Page transcription entries:
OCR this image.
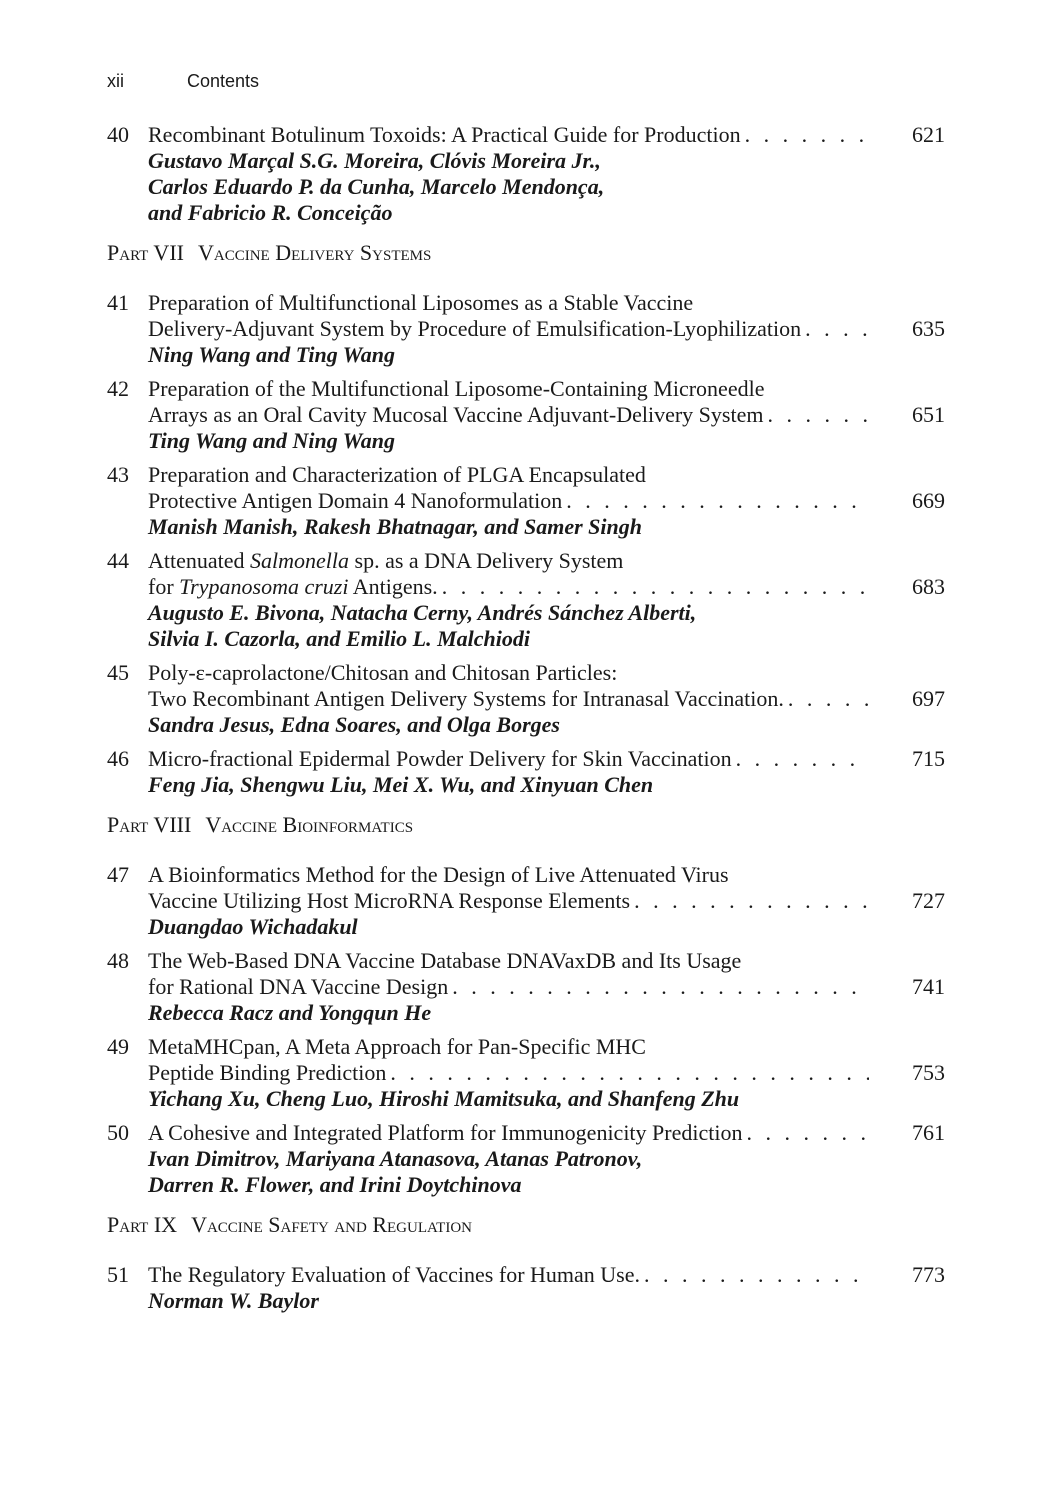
xii	Contents
40 Recombinant Botulinum Toxoids: A Practical Guide for Production . . .	621
Gustavo Marçal S.G. Moreira, Clóvis Moreira Jr.,
Carlos Eduardo P. da Cunha, Marcelo Mendonça,
and Fabricio R. Conceição
Part VII Vaccine Delivery Systems
41 Preparation of Multifunctional Liposomes as a Stable Vaccine
Delivery-Adjuvant System by Procedure of Emulsification-Lyophilization . . .	635
Ning Wang and Ting Wang
42 Preparation of the Multifunctional Liposome-Containing Microneedle
Arrays as an Oral Cavity Mucosal Vaccine Adjuvant-Delivery System . . .	651
Ting Wang and Ning Wang
43 Preparation and Characterization of PLGA Encapsulated
Protective Antigen Domain 4 Nanoformulation . . .	669
Manish Manish, Rakesh Bhatnagar, and Samer Singh
44 Attenuated Salmonella sp. as a DNA Delivery System
for Trypanosoma cruzi Antigens. . . .	683
Augusto E. Bivona, Natacha Cerny, Andrés Sánchez Alberti,
Silvia I. Cazorla, and Emilio L. Malchiodi
45 Poly-ε-caprolactone/Chitosan and Chitosan Particles:
Two Recombinant Antigen Delivery Systems for Intranasal Vaccination. . . .	697
Sandra Jesus, Edna Soares, and Olga Borges
46 Micro-fractional Epidermal Powder Delivery for Skin Vaccination . . .	715
Feng Jia, Shengwu Liu, Mei X. Wu, and Xinyuan Chen
Part VIII Vaccine Bioinformatics
47 A Bioinformatics Method for the Design of Live Attenuated Virus
Vaccine Utilizing Host MicroRNA Response Elements . . .	727
Duangdao Wichadakul
48 The Web-Based DNA Vaccine Database DNAVaxDB and Its Usage
for Rational DNA Vaccine Design . . .	741
Rebecca Racz and Yongqun He
49 MetaMHCpan, A Meta Approach for Pan-Specific MHC
Peptide Binding Prediction . . .	753
Yichang Xu, Cheng Luo, Hiroshi Mamitsuka, and Shanfeng Zhu
50 A Cohesive and Integrated Platform for Immunogenicity Prediction . . .	761
Ivan Dimitrov, Mariyana Atanasova, Atanas Patronov,
Darren R. Flower, and Irini Doytchinova
Part IX Vaccine Safety and Regulation
51 The Regulatory Evaluation of Vaccines for Human Use. . . .	773
Norman W. Baylor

What to work on: Although the records contain pictures, the copy should hold only their text, reproduced exactly.

Exercise solution:
OCR this image.
xii	Contents
40 Recombinant Botulinum Toxoids: A Practical Guide for Production . . .	621
Gustavo Marçal S.G. Moreira, Clóvis Moreira Jr.,
Carlos Eduardo P. da Cunha, Marcelo Mendonça,
and Fabricio R. Conceição
Part VII Vaccine Delivery Systems
41 Preparation of Multifunctional Liposomes as a Stable Vaccine
Delivery-Adjuvant System by Procedure of Emulsification-Lyophilization . . .	635
Ning Wang and Ting Wang
42 Preparation of the Multifunctional Liposome-Containing Microneedle
Arrays as an Oral Cavity Mucosal Vaccine Adjuvant-Delivery System . . .	651
Ting Wang and Ning Wang
43 Preparation and Characterization of PLGA Encapsulated
Protective Antigen Domain 4 Nanoformulation . . .	669
Manish Manish, Rakesh Bhatnagar, and Samer Singh
44 Attenuated Salmonella sp. as a DNA Delivery System
for Trypanosoma cruzi Antigens. . . .	683
Augusto E. Bivona, Natacha Cerny, Andrés Sánchez Alberti,
Silvia I. Cazorla, and Emilio L. Malchiodi
45 Poly-ε-caprolactone/Chitosan and Chitosan Particles:
Two Recombinant Antigen Delivery Systems for Intranasal Vaccination. . . .	697
Sandra Jesus, Edna Soares, and Olga Borges
46 Micro-fractional Epidermal Powder Delivery for Skin Vaccination . . .	715
Feng Jia, Shengwu Liu, Mei X. Wu, and Xinyuan Chen
Part VIII Vaccine Bioinformatics
47 A Bioinformatics Method for the Design of Live Attenuated Virus
Vaccine Utilizing Host MicroRNA Response Elements . . .	727
Duangdao Wichadakul
48 The Web-Based DNA Vaccine Database DNAVaxDB and Its Usage
for Rational DNA Vaccine Design . . .	741
Rebecca Racz and Yongqun He
49 MetaMHCpan, A Meta Approach for Pan-Specific MHC
Peptide Binding Prediction . . .	753
Yichang Xu, Cheng Luo, Hiroshi Mamitsuka, and Shanfeng Zhu
50 A Cohesive and Integrated Platform for Immunogenicity Prediction . . .	761
Ivan Dimitrov, Mariyana Atanasova, Atanas Patronov,
Darren R. Flower, and Irini Doytchinova
Part IX Vaccine Safety and Regulation
51 The Regulatory Evaluation of Vaccines for Human Use. . . .	773
Norman W. Baylor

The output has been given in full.